- **Goal**
Filter the entries, keeping every line with the word "cinquante".

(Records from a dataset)
────────────────
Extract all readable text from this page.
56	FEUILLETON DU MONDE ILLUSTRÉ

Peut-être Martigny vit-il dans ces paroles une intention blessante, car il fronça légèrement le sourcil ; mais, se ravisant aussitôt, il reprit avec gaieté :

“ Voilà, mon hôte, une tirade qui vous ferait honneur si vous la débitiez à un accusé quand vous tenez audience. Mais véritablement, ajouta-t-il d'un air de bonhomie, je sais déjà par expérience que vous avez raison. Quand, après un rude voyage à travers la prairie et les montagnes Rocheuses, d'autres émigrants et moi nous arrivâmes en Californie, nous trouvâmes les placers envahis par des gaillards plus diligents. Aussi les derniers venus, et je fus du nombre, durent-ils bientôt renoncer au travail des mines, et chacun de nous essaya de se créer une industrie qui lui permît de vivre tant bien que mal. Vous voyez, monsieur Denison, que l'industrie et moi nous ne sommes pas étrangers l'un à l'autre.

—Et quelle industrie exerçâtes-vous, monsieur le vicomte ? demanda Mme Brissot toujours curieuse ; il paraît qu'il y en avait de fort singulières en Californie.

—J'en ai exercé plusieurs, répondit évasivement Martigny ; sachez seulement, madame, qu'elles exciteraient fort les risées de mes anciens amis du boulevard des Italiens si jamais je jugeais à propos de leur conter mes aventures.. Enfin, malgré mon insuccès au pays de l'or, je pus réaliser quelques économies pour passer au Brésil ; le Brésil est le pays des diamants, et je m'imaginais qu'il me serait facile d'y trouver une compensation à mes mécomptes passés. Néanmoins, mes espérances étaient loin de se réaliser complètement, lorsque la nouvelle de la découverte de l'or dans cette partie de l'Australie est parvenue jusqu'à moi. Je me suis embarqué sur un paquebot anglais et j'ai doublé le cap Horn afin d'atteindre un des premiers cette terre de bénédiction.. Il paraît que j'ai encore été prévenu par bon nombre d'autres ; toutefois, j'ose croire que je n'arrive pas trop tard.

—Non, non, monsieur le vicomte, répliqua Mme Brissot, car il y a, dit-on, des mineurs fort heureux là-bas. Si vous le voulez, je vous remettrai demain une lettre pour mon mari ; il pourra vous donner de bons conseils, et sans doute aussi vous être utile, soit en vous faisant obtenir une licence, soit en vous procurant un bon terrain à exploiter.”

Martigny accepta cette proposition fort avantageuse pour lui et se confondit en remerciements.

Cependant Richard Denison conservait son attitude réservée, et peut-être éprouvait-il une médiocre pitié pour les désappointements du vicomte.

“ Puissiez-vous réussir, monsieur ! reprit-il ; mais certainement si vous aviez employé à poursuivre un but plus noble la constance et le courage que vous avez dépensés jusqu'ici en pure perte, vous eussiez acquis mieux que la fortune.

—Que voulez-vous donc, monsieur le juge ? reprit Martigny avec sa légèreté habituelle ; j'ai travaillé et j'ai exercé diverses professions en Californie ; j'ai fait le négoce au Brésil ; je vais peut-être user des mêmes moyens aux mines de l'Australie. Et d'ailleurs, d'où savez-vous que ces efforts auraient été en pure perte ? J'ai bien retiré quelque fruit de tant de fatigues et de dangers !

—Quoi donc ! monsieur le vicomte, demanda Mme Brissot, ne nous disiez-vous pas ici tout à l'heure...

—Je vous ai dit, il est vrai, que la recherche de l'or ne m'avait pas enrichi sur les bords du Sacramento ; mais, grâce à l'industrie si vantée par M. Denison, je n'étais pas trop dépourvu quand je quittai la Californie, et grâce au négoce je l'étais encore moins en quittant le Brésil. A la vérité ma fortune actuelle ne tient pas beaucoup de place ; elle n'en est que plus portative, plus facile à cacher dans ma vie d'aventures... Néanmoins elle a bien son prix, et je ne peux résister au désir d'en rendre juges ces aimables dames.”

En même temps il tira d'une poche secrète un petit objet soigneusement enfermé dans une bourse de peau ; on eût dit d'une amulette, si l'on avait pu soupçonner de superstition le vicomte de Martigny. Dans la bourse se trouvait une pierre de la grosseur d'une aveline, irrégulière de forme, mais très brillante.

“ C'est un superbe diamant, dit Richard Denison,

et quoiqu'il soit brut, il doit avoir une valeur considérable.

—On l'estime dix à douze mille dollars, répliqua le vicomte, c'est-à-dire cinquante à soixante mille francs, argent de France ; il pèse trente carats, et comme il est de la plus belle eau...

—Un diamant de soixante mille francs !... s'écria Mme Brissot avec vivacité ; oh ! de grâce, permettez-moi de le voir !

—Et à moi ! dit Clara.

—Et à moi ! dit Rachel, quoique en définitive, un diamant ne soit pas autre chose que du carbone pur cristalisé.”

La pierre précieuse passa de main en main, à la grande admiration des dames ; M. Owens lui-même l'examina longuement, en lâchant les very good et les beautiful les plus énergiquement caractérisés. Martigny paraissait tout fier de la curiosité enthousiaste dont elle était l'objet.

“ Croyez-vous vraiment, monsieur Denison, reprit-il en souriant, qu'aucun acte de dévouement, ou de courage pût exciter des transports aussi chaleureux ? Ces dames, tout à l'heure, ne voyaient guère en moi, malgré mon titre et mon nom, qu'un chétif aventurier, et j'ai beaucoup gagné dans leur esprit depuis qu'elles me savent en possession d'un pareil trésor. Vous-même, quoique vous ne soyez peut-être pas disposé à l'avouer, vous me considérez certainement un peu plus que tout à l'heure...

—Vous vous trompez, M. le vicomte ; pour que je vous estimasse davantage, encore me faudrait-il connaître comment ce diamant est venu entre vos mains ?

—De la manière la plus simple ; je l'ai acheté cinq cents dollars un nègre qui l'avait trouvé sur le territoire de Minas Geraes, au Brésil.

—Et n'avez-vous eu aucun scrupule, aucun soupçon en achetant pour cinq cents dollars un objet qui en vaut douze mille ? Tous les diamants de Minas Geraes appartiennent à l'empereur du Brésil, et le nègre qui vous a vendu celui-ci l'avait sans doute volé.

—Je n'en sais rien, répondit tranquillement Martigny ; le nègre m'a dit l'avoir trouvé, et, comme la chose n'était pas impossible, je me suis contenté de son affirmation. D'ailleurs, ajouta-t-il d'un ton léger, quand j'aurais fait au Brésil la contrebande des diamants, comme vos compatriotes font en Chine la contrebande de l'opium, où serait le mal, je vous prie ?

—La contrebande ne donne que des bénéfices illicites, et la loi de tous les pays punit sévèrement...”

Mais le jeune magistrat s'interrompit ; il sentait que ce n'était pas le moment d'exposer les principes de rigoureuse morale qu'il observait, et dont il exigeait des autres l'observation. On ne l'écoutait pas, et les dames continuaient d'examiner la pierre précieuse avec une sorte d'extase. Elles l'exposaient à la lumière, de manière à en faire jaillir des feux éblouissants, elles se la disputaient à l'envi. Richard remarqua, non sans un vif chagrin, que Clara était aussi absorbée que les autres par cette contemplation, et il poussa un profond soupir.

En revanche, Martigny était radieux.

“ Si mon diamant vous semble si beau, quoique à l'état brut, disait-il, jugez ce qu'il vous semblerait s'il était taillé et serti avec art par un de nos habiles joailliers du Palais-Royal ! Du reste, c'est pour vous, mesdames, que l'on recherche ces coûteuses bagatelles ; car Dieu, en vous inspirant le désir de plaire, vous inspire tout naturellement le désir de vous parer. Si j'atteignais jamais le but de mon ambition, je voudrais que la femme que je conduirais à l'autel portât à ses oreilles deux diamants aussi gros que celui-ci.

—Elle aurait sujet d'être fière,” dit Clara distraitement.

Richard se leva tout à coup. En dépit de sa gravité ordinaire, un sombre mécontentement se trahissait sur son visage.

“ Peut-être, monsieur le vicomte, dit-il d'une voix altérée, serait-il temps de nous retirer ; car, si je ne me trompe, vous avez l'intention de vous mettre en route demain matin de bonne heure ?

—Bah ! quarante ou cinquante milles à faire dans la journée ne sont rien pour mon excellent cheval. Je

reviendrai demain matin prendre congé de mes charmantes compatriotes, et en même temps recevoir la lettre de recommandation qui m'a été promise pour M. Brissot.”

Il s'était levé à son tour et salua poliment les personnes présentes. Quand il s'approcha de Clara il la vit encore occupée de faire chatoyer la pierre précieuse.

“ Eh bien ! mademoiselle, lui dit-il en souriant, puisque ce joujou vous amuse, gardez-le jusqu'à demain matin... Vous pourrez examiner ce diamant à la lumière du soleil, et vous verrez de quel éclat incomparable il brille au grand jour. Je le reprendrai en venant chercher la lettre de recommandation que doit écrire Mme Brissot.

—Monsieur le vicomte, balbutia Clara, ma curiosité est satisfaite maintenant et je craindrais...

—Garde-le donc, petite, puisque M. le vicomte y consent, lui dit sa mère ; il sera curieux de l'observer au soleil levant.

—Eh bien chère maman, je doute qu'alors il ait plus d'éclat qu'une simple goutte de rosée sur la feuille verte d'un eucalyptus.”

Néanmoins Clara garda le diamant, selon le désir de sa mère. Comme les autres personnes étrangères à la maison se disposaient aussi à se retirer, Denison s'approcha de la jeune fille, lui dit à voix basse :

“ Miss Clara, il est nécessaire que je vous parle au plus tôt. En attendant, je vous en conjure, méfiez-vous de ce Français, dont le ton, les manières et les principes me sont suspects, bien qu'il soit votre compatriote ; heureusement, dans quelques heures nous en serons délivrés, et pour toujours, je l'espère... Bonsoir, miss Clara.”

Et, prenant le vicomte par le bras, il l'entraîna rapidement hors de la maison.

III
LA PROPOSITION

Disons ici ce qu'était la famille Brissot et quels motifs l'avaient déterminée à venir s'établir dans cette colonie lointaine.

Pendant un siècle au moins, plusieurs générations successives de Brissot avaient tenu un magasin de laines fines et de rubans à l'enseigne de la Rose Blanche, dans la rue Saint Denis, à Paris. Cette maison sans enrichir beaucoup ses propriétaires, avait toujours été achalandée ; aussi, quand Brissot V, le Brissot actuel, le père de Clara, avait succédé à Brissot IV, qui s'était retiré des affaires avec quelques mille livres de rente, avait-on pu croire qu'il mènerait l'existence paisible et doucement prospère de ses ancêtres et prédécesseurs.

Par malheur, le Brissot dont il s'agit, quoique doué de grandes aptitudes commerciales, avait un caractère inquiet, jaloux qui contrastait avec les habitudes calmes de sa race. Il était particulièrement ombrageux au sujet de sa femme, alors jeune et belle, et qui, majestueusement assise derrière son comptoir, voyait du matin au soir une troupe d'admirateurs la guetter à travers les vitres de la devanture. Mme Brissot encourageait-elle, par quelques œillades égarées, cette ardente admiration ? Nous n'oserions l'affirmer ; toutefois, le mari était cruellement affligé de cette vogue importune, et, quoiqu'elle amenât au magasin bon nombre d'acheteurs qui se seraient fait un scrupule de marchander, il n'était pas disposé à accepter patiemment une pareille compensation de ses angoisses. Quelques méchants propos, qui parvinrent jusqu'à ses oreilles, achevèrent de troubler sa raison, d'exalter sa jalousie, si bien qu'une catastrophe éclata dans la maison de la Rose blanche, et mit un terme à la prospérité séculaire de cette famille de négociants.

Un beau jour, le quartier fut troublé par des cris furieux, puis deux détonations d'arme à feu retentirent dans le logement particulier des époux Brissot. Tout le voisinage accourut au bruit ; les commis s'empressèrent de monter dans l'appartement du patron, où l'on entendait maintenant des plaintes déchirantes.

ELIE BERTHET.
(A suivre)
────────────────
- **Output for this task**
—On l'estime dix à douze mille dollars, répliqua le vicomte, c'est-à-dire cinquante à soixante mille francs, argent de France ; il pèse trente carats, et comme il est de la plus belle eau...
—Bah ! quarante ou cinquante milles à faire dans la journée ne sont rien pour mon excellent cheval. Je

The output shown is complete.